Start of EXTRACTED INFORMATION
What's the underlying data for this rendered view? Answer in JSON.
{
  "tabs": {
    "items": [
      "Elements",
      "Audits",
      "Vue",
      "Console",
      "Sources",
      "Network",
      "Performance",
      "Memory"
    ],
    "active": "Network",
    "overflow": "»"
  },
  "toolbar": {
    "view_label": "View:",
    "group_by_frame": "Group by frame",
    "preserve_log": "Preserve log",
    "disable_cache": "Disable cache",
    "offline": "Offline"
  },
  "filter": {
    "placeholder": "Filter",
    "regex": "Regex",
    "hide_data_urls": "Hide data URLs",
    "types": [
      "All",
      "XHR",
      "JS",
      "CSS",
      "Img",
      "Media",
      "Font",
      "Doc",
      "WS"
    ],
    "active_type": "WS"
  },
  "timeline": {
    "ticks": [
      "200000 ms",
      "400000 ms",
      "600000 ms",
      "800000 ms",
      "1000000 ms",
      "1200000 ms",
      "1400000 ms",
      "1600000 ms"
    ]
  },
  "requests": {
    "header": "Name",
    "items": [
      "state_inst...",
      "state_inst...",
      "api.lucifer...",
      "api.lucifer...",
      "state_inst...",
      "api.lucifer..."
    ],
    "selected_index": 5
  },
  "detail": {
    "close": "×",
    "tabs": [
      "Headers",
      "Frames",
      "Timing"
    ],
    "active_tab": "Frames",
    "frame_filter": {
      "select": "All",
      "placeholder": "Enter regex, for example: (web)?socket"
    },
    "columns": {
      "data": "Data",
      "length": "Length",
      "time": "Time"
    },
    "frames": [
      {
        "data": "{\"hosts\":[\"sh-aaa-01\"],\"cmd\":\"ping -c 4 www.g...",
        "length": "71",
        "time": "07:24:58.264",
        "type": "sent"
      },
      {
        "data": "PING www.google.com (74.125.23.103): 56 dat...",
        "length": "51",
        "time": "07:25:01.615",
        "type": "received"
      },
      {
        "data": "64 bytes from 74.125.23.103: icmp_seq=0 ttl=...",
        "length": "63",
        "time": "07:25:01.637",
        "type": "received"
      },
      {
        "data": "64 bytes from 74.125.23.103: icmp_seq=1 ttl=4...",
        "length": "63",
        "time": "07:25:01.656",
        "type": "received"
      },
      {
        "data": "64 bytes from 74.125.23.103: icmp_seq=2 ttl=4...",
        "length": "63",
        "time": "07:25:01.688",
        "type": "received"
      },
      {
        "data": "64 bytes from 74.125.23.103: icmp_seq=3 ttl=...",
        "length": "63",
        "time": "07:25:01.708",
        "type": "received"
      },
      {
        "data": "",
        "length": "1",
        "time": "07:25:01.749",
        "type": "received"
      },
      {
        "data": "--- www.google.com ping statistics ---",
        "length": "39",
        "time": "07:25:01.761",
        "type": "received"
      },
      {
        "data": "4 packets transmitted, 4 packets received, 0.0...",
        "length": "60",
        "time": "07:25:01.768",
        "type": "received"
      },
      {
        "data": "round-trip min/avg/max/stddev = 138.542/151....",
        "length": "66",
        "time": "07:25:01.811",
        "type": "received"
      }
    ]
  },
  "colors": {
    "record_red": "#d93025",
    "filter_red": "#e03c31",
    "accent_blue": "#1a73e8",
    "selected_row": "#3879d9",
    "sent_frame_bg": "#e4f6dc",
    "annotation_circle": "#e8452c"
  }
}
End of EXTRACTED INFORMATION
EXERCISE DETAILS:
From the records, copy every line that has the string "placeholder" in it.

RESPONSE TO THE TASK:
    "placeholder": "Filter",
      "placeholder": "Enter regex, for example: (web)?socket"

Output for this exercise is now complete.